Stored records:
---+---

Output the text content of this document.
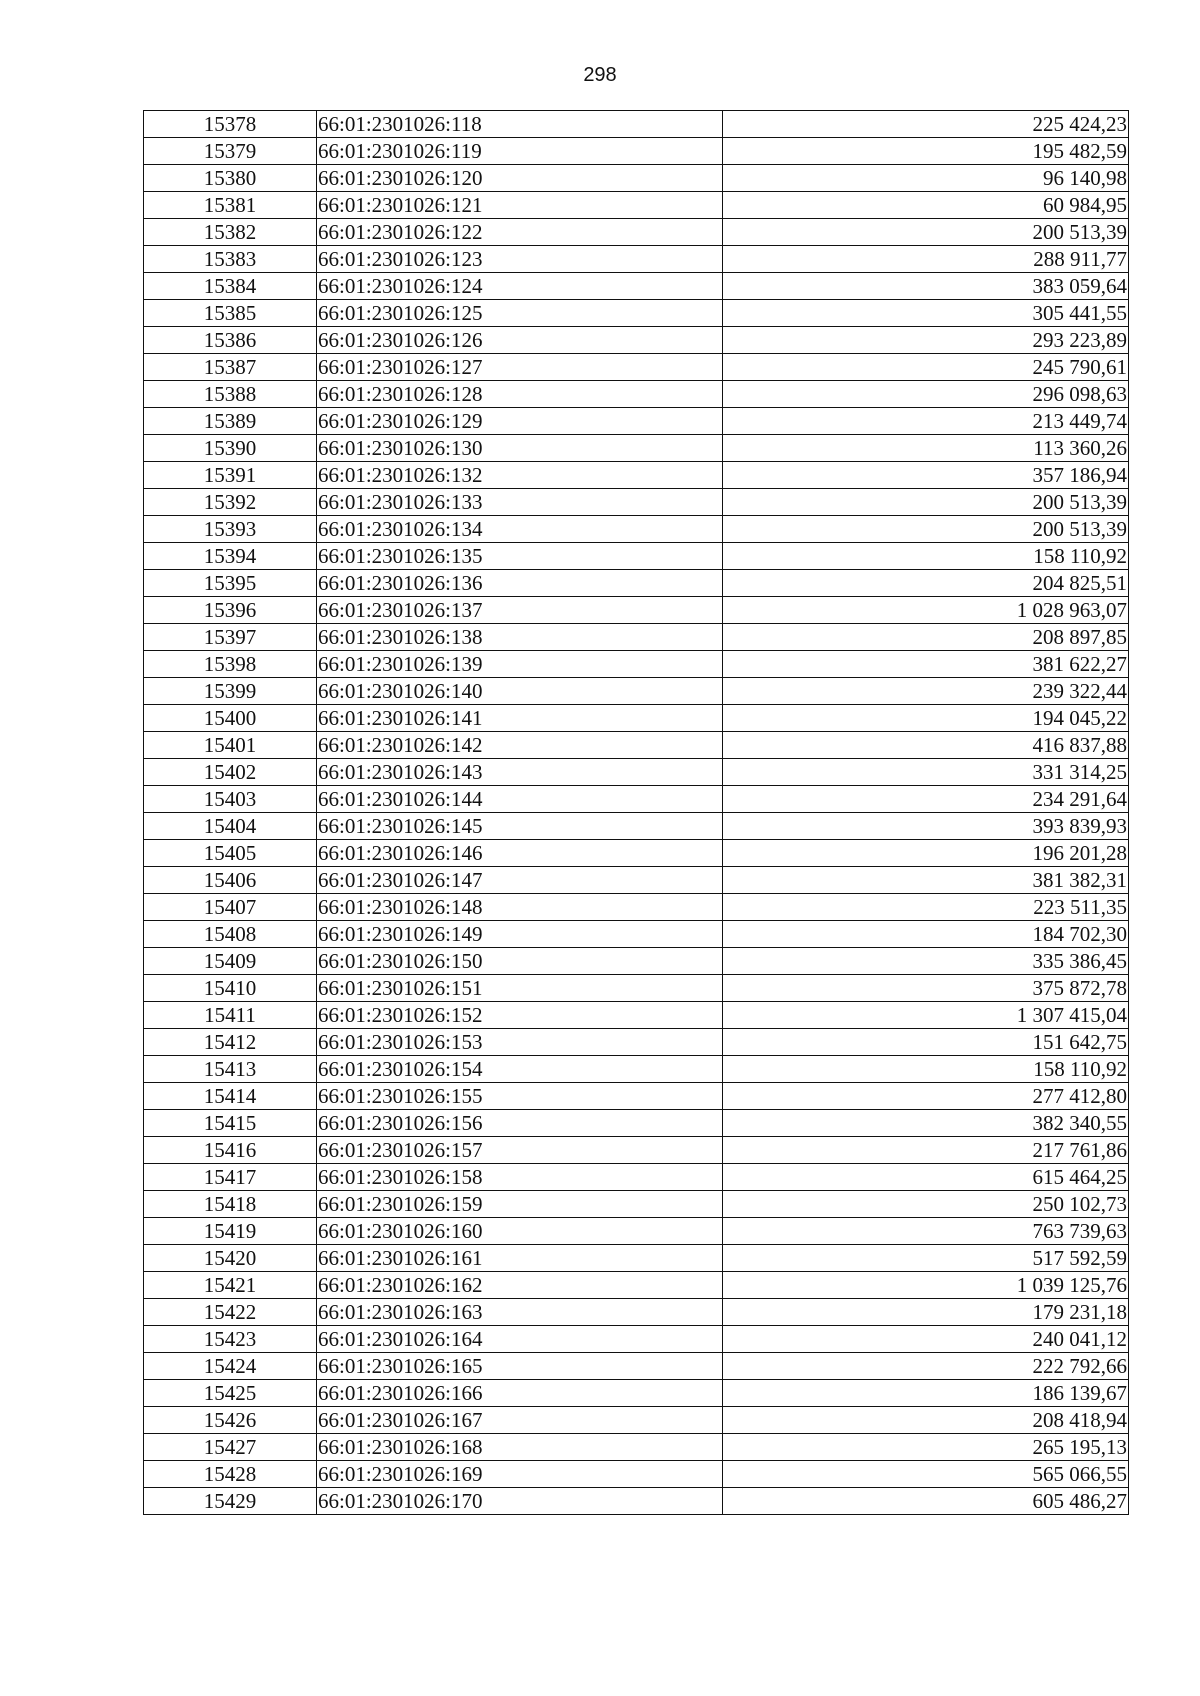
298
15378	66:01:2301026:118	225 424,23
15379	66:01:2301026:119	195 482,59
15380	66:01:2301026:120	96 140,98
15381	66:01:2301026:121	60 984,95
15382	66:01:2301026:122	200 513,39
15383	66:01:2301026:123	288 911,77
15384	66:01:2301026:124	383 059,64
15385	66:01:2301026:125	305 441,55
15386	66:01:2301026:126	293 223,89
15387	66:01:2301026:127	245 790,61
15388	66:01:2301026:128	296 098,63
15389	66:01:2301026:129	213 449,74
15390	66:01:2301026:130	113 360,26
15391	66:01:2301026:132	357 186,94
15392	66:01:2301026:133	200 513,39
15393	66:01:2301026:134	200 513,39
15394	66:01:2301026:135	158 110,92
15395	66:01:2301026:136	204 825,51
15396	66:01:2301026:137	1 028 963,07
15397	66:01:2301026:138	208 897,85
15398	66:01:2301026:139	381 622,27
15399	66:01:2301026:140	239 322,44
15400	66:01:2301026:141	194 045,22
15401	66:01:2301026:142	416 837,88
15402	66:01:2301026:143	331 314,25
15403	66:01:2301026:144	234 291,64
15404	66:01:2301026:145	393 839,93
15405	66:01:2301026:146	196 201,28
15406	66:01:2301026:147	381 382,31
15407	66:01:2301026:148	223 511,35
15408	66:01:2301026:149	184 702,30
15409	66:01:2301026:150	335 386,45
15410	66:01:2301026:151	375 872,78
15411	66:01:2301026:152	1 307 415,04
15412	66:01:2301026:153	151 642,75
15413	66:01:2301026:154	158 110,92
15414	66:01:2301026:155	277 412,80
15415	66:01:2301026:156	382 340,55
15416	66:01:2301026:157	217 761,86
15417	66:01:2301026:158	615 464,25
15418	66:01:2301026:159	250 102,73
15419	66:01:2301026:160	763 739,63
15420	66:01:2301026:161	517 592,59
15421	66:01:2301026:162	1 039 125,76
15422	66:01:2301026:163	179 231,18
15423	66:01:2301026:164	240 041,12
15424	66:01:2301026:165	222 792,66
15425	66:01:2301026:166	186 139,67
15426	66:01:2301026:167	208 418,94
15427	66:01:2301026:168	265 195,13
15428	66:01:2301026:169	565 066,55
15429	66:01:2301026:170	605 486,27
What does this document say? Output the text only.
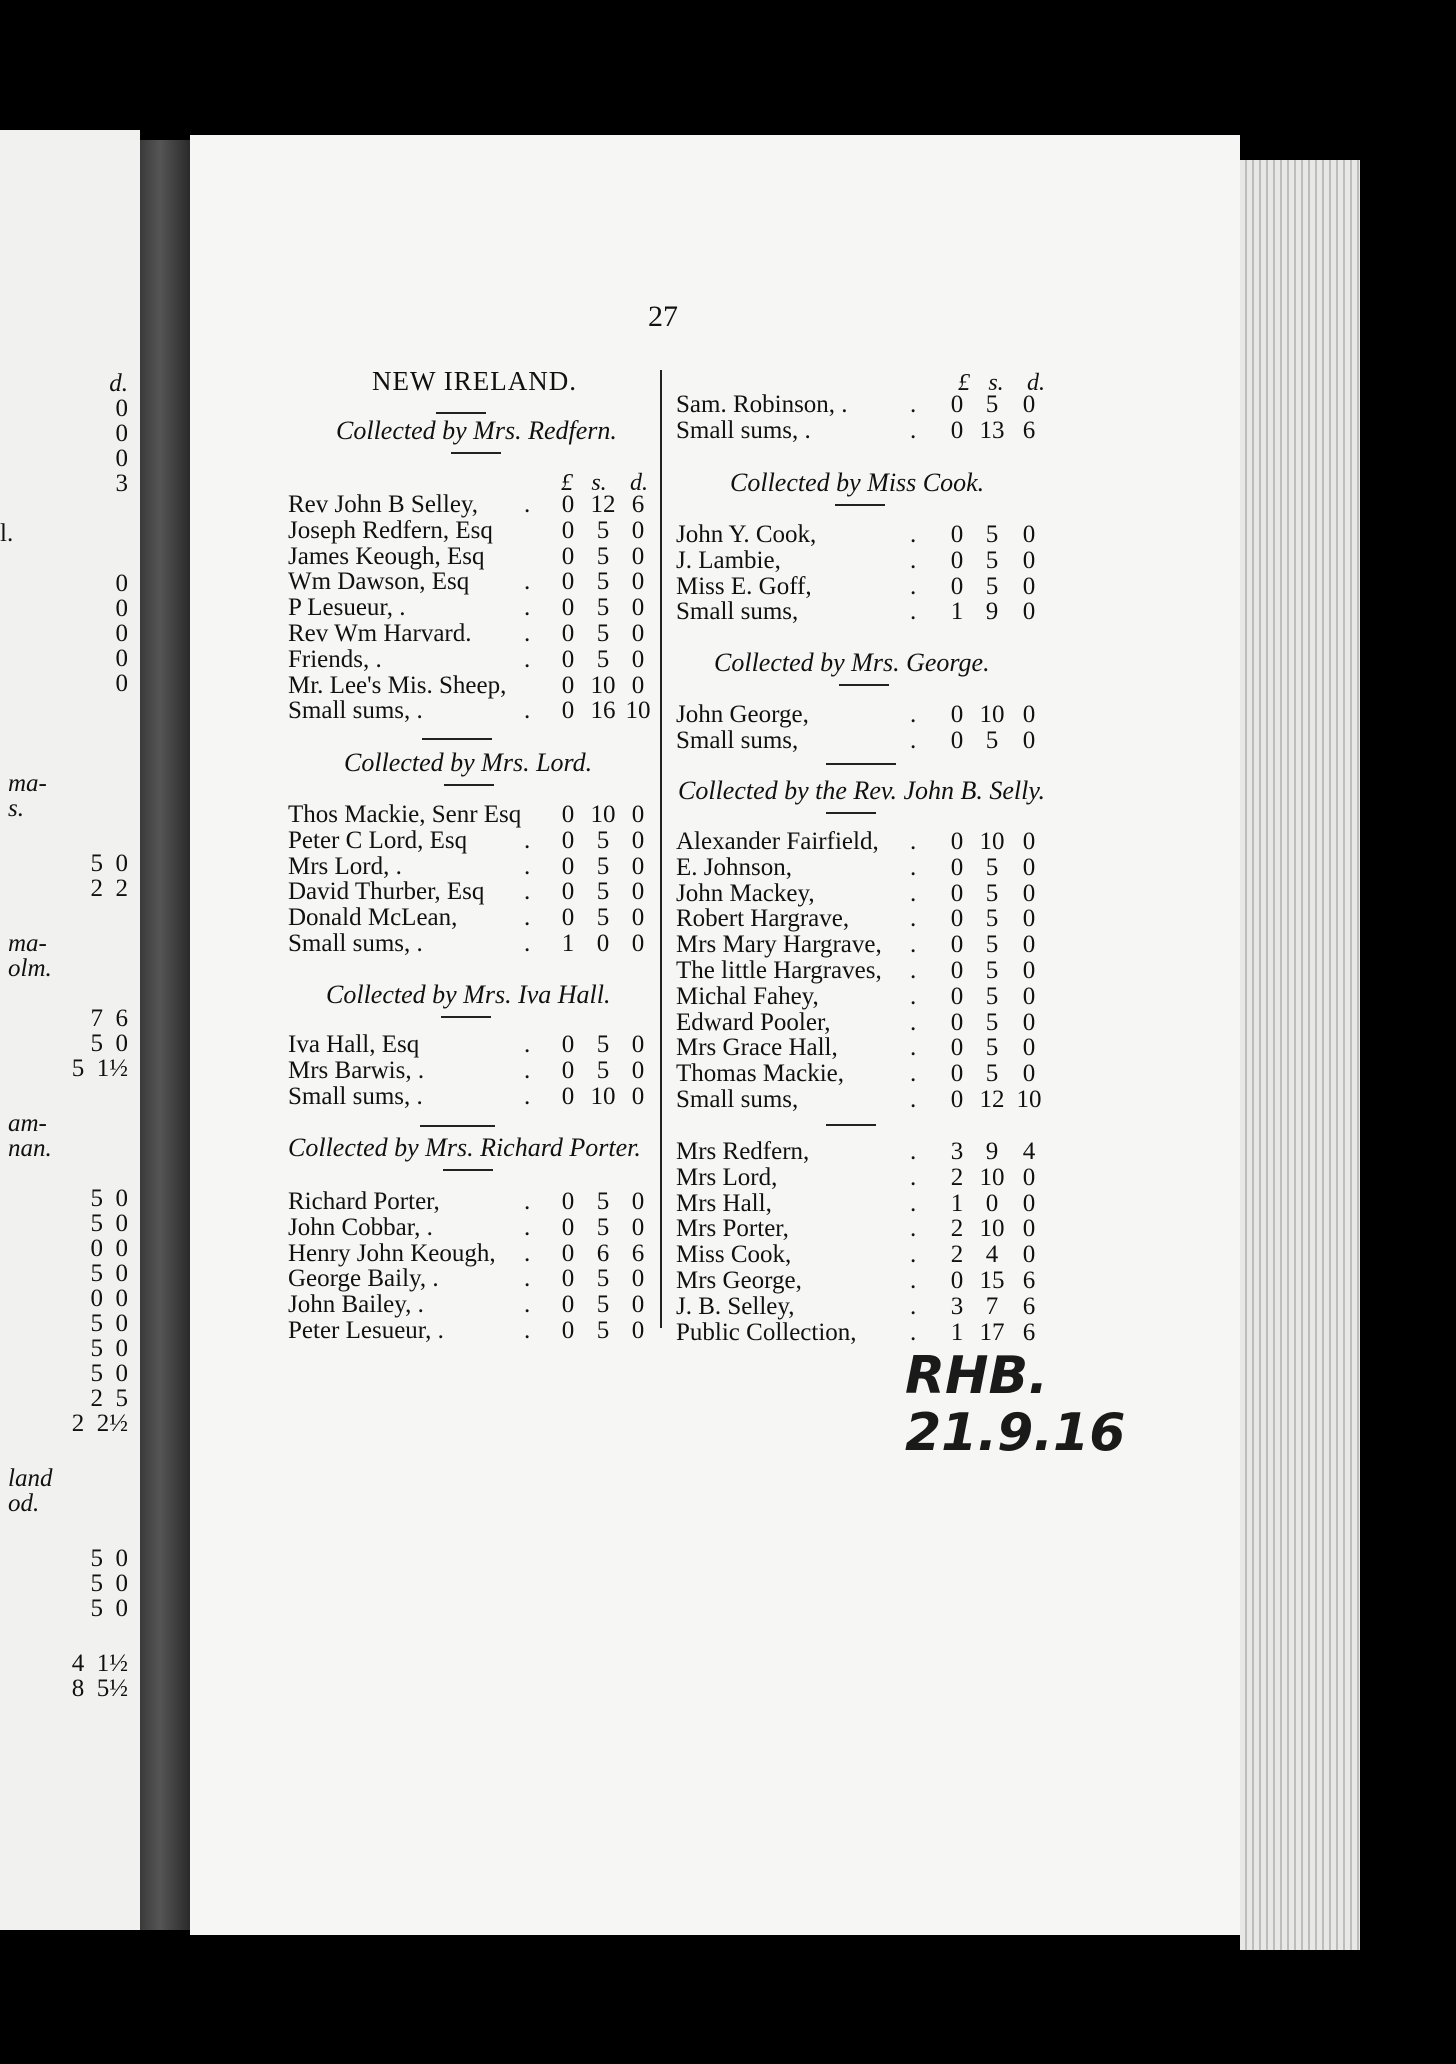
d.
0
0
0
3
l.
0
0
0
0
0
ma-
s.
5  0
2  2
ma-
olm.
7  6
5  0
5  1½
am-
nan.
5  0
5  0
0  0
5  0
0  0
5  0
5  0
5  0
2  5
2  2½
land
od.
5  0
5  0
5  0
4  1½
8  5½
27
NEW IRELAND.
Collected by Mrs. Redfern.
£ s. d.
Rev John B Selley, .	0 12 6
Joseph Redfern, Esq	0 5 0
James Keough, Esq	0 5 0
Wm Dawson, Esq .	0 5 0
P Lesueur, .	.	0 5 0
Rev Wm Harvard. .	0 5 0
Friends, .	.	0 5 0
Mr. Lee's Mis. Sheep,	0 10 0
Small sums, .	.	0 16 10
Collected by Mrs. Lord.
Thos Mackie, Senr Esq	0 10 0
Peter C Lord, Esq .	0 5 0
Mrs Lord, .	.	0 5 0
David Thurber, Esq .	0 5 0
Donald McLean,	.	0 5 0
Small sums, .	.	1 0 0
Collected by Mrs. Iva Hall.
Iva Hall, Esq	.	0 5 0
Mrs Barwis, .	.	0 5 0
Small sums, .	.	0 10 0
Collected by Mrs. Richard Porter.
Richard Porter,	.	0 5 0
John Cobbar, .	.	0 5 0
Henry John Keough, .	0 6 6
George Baily, .	.	0 5 0
John Bailey, .	.	0 5 0
Peter Lesueur, .	.	0 5 0
£ s. d.
Sam. Robinson, . .	0 5 0
Small sums, .	.	0 13 6
Collected by Miss Cook.
John Y. Cook,	.	0 5 0
J. Lambie,	.	0 5 0
Miss E. Goff,	.	0 5 0
Small sums,	.	1 9 0
Collected by Mrs. George.
John George,	.	0 10 0
Small sums,	.	0 5 0
Collected by the Rev. John B. Selly.
Alexander Fairfield, .	0 10 0
E. Johnson,	.	0 5 0
John Mackey,	.	0 5 0
Robert Hargrave, .	0 5 0
Mrs Mary Hargrave, .	0 5 0
The little Hargraves, .	0 5 0
Michal Fahey,	.	0 5 0
Edward Pooler,	.	0 5 0
Mrs Grace Hall,	.	0 5 0
Thomas Mackie,	.	0 5 0
Small sums,	.	0 12 10
Mrs Redfern,	.	3 9 4
Mrs Lord,	.	2 10 0
Mrs Hall,	.	1 0 0
Mrs Porter,	.	2 10 0
Miss Cook,	.	2 4 0
Mrs George,	.	0 15 6
J. B. Selley,	.	3 7 6
Public Collection, .	1 17 6
RHB.
21.9.16
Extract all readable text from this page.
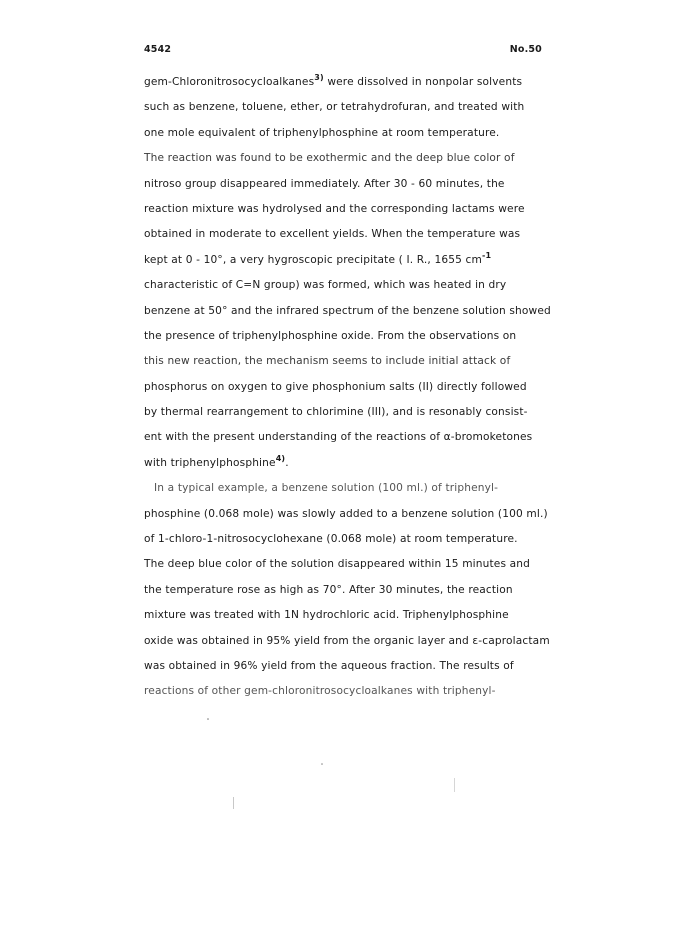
4542	No.50
gem-Chloronitrosocycloalkanes$^{3)}$ were dissolved in nonpolar solvents
such as benzene, toluene, ether, or tetrahydrofuran, and treated with
one mole equivalent of triphenylphosphine at room temperature.
The reaction was found to be exothermic and the deep blue color of
nitroso group disappeared immediately. After 30 - 60 minutes, the
reaction mixture was hydrolysed and the corresponding lactams were
obtained in moderate to excellent yields. When the temperature was
kept at 0 - 10°, a very hygroscopic precipitate ( I. R., 1655 $cm^{-1}$
characteristic of C=N group) was formed, which was heated in dry
benzene at 50° and the infrared spectrum of the benzene solution showed
the presence of triphenylphosphine oxide. From the observations on
this new reaction, the mechanism seems to include initial attack of
phosphorus on oxygen to give phosphonium salts (II) directly followed
by thermal rearrangement to chlorimine (III), and is resonably consist-
ent with the present understanding of the reactions of α-bromoketones
with triphenylphosphine$^{4)}$.
In a typical example, a benzene solution (100 ml.) of triphenyl-
phosphine (0.068 mole) was slowly added to a benzene solution (100 ml.)
of 1-chloro-1-nitrosocyclohexane (0.068 mole) at room temperature.
The deep blue color of the solution disappeared within 15 minutes and
the temperature rose as high as 70°. After 30 minutes, the reaction
mixture was treated with 1N hydrochloric acid. Triphenylphosphine
oxide was obtained in 95% yield from the organic layer and ε-caprolactam
was obtained in 96% yield from the aqueous fraction. The results of
reactions of other gem-chloronitrosocycloalkanes with triphenyl-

---+---

TASK PROMPT: Without including the pictures, return each record above exactly as it stands.

WRITTEN SOLUTION:
Output the text content of this document.
298
15378	66:01:2301026:118	225 424,23
15379	66:01:2301026:119	195 482,59
15380	66:01:2301026:120	96 140,98
15381	66:01:2301026:121	60 984,95
15382	66:01:2301026:122	200 513,39
15383	66:01:2301026:123	288 911,77
15384	66:01:2301026:124	383 059,64
15385	66:01:2301026:125	305 441,55
15386	66:01:2301026:126	293 223,89
15387	66:01:2301026:127	245 790,61
15388	66:01:2301026:128	296 098,63
15389	66:01:2301026:129	213 449,74
15390	66:01:2301026:130	113 360,26
15391	66:01:2301026:132	357 186,94
15392	66:01:2301026:133	200 513,39
15393	66:01:2301026:134	200 513,39
15394	66:01:2301026:135	158 110,92
15395	66:01:2301026:136	204 825,51
15396	66:01:2301026:137	1 028 963,07
15397	66:01:2301026:138	208 897,85
15398	66:01:2301026:139	381 622,27
15399	66:01:2301026:140	239 322,44
15400	66:01:2301026:141	194 045,22
15401	66:01:2301026:142	416 837,88
15402	66:01:2301026:143	331 314,25
15403	66:01:2301026:144	234 291,64
15404	66:01:2301026:145	393 839,93
15405	66:01:2301026:146	196 201,28
15406	66:01:2301026:147	381 382,31
15407	66:01:2301026:148	223 511,35
15408	66:01:2301026:149	184 702,30
15409	66:01:2301026:150	335 386,45
15410	66:01:2301026:151	375 872,78
15411	66:01:2301026:152	1 307 415,04
15412	66:01:2301026:153	151 642,75
15413	66:01:2301026:154	158 110,92
15414	66:01:2301026:155	277 412,80
15415	66:01:2301026:156	382 340,55
15416	66:01:2301026:157	217 761,86
15417	66:01:2301026:158	615 464,25
15418	66:01:2301026:159	250 102,73
15419	66:01:2301026:160	763 739,63
15420	66:01:2301026:161	517 592,59
15421	66:01:2301026:162	1 039 125,76
15422	66:01:2301026:163	179 231,18
15423	66:01:2301026:164	240 041,12
15424	66:01:2301026:165	222 792,66
15425	66:01:2301026:166	186 139,67
15426	66:01:2301026:167	208 418,94
15427	66:01:2301026:168	265 195,13
15428	66:01:2301026:169	565 066,55
15429	66:01:2301026:170	605 486,27
What does this document say? Output the text only.
d.
0
0
0
3
l.
0
0
0
0
0
ma-
s.
5  0
2  2
ma-
olm.
7  6
5  0
5  1½
am-
nan.
5  0
5  0
0  0
5  0
0  0
5  0
5  0
5  0
2  5
2  2½
land
od.
5  0
5  0
5  0
4  1½
8  5½
27
NEW IRELAND.
Collected by Mrs. Redfern.
£ s. d.
Rev John B Selley, .	0 12 6
Joseph Redfern, Esq	0 5 0
James Keough, Esq	0 5 0
Wm Dawson, Esq .	0 5 0
P Lesueur, .	.	0 5 0
Rev Wm Harvard. .	0 5 0
Friends, .	.	0 5 0
Mr. Lee's Mis. Sheep,	0 10 0
Small sums, .	.	0 16 10
Collected by Mrs. Lord.
Thos Mackie, Senr Esq	0 10 0
Peter C Lord, Esq .	0 5 0
Mrs Lord, .	.	0 5 0
David Thurber, Esq .	0 5 0
Donald McLean,	.	0 5 0
Small sums, .	.	1 0 0
Collected by Mrs. Iva Hall.
Iva Hall, Esq	.	0 5 0
Mrs Barwis, .	.	0 5 0
Small sums, .	.	0 10 0
Collected by Mrs. Richard Porter.
Richard Porter,	.	0 5 0
John Cobbar, .	.	0 5 0
Henry John Keough, .	0 6 6
George Baily, .	.	0 5 0
John Bailey, .	.	0 5 0
Peter Lesueur, .	.	0 5 0
£ s. d.
Sam. Robinson, . .	0 5 0
Small sums, .	.	0 13 6
Collected by Miss Cook.
John Y. Cook,	.	0 5 0
J. Lambie,	.	0 5 0
Miss E. Goff,	.	0 5 0
Small sums,	.	1 9 0
Collected by Mrs. George.
John George,	.	0 10 0
Small sums,	.	0 5 0
Collected by the Rev. John B. Selly.
Alexander Fairfield, .	0 10 0
E. Johnson,	.	0 5 0
John Mackey,	.	0 5 0
Robert Hargrave, .	0 5 0
Mrs Mary Hargrave, .	0 5 0
The little Hargraves, .	0 5 0
Michal Fahey,	.	0 5 0
Edward Pooler,	.	0 5 0
Mrs Grace Hall,	.	0 5 0
Thomas Mackie,	.	0 5 0
Small sums,	.	0 12 10
Mrs Redfern,	.	3 9 4
Mrs Lord,	.	2 10 0
Mrs Hall,	.	1 0 0
Mrs Porter,	.	2 10 0
Miss Cook,	.	2 4 0
Mrs George,	.	0 15 6
J. B. Selley,	.	3 7 6
Public Collection, .	1 17 6
RHB.
21.9.16
Extract all readable text from this page.
4542	No.50
gem-Chloronitrosocycloalkanes$^{3)}$ were dissolved in nonpolar solvents
such as benzene, toluene, ether, or tetrahydrofuran, and treated with
one mole equivalent of triphenylphosphine at room temperature.
The reaction was found to be exothermic and the deep blue color of
nitroso group disappeared immediately. After 30 - 60 minutes, the
reaction mixture was hydrolysed and the corresponding lactams were
obtained in moderate to excellent yields. When the temperature was
kept at 0 - 10°, a very hygroscopic precipitate ( I. R., 1655 $cm^{-1}$
characteristic of C=N group) was formed, which was heated in dry
benzene at 50° and the infrared spectrum of the benzene solution showed
the presence of triphenylphosphine oxide. From the observations on
this new reaction, the mechanism seems to include initial attack of
phosphorus on oxygen to give phosphonium salts (II) directly followed
by thermal rearrangement to chlorimine (III), and is resonably consist-
ent with the present understanding of the reactions of α-bromoketones
with triphenylphosphine$^{4)}$.
In a typical example, a benzene solution (100 ml.) of triphenyl-
phosphine (0.068 mole) was slowly added to a benzene solution (100 ml.)
of 1-chloro-1-nitrosocyclohexane (0.068 mole) at room temperature.
The deep blue color of the solution disappeared within 15 minutes and
the temperature rose as high as 70°. After 30 minutes, the reaction
mixture was treated with 1N hydrochloric acid. Triphenylphosphine
oxide was obtained in 95% yield from the organic layer and ε-caprolactam
was obtained in 96% yield from the aqueous fraction. The results of
reactions of other gem-chloronitrosocycloalkanes with triphenyl-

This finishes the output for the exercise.